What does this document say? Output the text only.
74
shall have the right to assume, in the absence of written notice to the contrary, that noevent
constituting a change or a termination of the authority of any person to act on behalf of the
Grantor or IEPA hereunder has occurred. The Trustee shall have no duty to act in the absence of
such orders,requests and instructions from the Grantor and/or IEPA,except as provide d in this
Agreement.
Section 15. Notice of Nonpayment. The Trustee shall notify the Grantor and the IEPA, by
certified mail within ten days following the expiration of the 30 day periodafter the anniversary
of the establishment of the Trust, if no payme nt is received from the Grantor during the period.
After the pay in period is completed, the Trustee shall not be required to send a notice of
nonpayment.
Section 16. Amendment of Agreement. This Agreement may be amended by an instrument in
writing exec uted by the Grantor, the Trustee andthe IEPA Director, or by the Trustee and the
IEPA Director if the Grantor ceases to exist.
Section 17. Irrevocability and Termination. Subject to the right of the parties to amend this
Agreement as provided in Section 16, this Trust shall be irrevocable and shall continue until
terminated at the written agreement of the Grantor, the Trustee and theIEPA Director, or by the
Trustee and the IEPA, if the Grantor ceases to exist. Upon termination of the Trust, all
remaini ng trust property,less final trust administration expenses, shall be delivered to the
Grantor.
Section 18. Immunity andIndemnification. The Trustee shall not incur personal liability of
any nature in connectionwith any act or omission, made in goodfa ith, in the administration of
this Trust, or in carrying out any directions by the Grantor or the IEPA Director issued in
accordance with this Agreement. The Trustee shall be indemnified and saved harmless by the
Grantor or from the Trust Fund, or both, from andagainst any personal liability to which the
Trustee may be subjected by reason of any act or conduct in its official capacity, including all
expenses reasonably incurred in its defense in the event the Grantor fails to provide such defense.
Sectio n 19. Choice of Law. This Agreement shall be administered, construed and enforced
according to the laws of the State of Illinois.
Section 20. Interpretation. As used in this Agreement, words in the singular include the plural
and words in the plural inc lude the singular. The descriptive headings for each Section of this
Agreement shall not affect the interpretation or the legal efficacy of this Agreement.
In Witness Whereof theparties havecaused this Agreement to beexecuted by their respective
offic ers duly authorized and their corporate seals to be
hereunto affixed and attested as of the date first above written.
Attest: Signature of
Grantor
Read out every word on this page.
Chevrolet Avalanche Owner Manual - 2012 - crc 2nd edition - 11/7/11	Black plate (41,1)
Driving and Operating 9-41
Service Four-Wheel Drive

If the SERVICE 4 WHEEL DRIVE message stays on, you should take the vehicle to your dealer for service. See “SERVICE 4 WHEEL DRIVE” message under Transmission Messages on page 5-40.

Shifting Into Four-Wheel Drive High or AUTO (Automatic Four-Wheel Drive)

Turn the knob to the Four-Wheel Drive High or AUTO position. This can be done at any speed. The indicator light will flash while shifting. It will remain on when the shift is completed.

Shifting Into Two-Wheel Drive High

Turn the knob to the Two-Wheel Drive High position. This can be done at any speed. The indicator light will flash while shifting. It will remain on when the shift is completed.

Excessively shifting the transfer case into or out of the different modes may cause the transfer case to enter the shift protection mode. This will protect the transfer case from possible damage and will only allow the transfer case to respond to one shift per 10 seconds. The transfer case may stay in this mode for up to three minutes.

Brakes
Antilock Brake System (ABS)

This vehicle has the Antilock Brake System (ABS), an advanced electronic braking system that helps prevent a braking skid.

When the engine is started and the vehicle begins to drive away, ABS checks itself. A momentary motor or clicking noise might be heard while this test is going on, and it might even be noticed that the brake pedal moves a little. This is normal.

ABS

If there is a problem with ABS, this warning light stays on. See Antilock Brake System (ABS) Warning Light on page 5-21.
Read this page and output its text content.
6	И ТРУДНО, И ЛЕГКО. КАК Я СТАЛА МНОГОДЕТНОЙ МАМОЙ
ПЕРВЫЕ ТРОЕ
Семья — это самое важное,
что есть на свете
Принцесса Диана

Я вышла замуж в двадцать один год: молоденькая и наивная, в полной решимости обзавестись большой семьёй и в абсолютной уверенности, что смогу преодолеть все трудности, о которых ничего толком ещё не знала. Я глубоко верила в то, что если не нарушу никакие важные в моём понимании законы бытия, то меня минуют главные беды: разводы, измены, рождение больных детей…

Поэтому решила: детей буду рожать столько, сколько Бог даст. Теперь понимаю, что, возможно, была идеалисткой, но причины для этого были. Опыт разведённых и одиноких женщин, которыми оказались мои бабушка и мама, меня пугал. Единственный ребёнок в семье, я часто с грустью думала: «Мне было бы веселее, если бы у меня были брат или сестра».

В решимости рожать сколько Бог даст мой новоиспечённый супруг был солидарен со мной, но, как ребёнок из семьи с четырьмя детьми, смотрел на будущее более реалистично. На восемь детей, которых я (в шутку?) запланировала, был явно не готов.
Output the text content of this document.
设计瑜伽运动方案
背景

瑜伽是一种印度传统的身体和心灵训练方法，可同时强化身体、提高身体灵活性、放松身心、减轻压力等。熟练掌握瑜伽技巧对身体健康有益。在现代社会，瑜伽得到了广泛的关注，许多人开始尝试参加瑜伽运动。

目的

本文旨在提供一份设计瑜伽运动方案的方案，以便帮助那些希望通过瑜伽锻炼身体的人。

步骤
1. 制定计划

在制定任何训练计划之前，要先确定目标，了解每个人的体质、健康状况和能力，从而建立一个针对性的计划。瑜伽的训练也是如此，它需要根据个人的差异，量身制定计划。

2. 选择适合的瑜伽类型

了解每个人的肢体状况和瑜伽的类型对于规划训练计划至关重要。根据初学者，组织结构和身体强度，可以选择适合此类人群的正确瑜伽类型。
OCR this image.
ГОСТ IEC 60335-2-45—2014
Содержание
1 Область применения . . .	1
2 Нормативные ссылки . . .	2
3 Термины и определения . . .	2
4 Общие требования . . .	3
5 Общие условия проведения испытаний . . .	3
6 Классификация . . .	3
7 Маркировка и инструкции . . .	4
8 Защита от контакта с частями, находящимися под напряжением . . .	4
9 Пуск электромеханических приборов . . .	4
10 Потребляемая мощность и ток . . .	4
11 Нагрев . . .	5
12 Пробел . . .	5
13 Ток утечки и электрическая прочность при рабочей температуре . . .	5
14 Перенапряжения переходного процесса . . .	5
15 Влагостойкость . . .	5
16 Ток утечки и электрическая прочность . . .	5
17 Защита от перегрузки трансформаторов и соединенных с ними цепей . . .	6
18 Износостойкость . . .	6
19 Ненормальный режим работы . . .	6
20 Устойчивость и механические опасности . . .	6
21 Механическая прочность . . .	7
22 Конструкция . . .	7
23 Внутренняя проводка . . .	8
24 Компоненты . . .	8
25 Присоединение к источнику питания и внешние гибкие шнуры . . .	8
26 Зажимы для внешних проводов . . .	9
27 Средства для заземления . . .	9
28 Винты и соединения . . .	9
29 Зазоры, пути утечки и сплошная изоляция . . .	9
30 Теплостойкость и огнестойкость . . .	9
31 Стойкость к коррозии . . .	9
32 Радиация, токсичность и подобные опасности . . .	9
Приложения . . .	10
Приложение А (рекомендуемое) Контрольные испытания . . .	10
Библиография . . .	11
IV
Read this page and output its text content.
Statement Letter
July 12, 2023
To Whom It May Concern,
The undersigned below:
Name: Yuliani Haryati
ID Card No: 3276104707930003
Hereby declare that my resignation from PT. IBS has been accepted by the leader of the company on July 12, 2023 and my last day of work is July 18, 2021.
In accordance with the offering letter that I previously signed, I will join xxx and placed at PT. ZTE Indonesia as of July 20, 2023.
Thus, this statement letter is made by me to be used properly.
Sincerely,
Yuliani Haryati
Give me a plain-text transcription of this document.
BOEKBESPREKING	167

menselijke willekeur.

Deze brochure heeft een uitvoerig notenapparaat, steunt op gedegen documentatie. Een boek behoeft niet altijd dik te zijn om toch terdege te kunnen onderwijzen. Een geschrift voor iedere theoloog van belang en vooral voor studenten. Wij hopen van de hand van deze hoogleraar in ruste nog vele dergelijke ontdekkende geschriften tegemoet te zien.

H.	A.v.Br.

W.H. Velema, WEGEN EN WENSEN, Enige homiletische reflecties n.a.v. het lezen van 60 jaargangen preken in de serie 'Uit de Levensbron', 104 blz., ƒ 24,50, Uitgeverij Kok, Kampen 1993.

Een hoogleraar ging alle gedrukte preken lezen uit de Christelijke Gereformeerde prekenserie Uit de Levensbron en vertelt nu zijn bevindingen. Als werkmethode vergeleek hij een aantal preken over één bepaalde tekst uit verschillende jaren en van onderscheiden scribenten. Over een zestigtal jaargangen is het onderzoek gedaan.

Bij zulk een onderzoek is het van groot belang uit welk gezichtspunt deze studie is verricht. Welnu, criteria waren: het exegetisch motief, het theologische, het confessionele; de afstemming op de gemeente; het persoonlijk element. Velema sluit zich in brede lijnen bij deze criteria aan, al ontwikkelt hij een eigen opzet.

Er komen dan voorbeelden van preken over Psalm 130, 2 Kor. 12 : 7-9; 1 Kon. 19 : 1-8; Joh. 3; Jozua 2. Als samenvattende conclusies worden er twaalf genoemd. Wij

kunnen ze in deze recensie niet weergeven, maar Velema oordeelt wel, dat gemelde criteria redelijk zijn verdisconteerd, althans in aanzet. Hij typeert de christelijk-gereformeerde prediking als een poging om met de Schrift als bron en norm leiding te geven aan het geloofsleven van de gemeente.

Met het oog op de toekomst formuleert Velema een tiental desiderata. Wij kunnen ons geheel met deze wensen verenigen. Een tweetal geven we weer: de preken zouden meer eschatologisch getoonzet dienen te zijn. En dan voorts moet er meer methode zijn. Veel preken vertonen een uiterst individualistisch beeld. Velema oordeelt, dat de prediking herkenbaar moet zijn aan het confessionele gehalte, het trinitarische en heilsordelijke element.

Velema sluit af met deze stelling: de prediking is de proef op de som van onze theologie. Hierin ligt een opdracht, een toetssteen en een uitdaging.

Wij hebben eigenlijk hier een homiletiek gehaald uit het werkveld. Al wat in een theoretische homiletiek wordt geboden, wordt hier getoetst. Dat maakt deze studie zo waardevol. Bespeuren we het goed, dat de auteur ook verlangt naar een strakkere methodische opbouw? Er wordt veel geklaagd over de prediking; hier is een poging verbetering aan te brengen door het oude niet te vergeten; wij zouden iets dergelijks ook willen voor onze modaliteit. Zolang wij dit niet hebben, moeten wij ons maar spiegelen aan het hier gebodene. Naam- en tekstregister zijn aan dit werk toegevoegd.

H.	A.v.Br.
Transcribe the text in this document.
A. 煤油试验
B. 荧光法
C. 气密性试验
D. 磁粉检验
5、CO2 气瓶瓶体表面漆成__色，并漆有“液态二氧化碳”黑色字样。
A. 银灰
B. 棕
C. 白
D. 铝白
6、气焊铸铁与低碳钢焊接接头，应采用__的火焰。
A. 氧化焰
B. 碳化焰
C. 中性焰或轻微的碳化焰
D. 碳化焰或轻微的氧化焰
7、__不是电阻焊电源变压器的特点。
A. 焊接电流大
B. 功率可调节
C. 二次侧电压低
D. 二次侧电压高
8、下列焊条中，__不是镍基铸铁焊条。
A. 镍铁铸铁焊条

******************************

**PROBLEM**
Collect the lines of the data that carry the word "exist".

**RESPONSE**
IEPA Director if the Grantor ceases to exist.
Trustee and the IEPA, if the Grantor ceases to exist. Upon termination of the Trust, all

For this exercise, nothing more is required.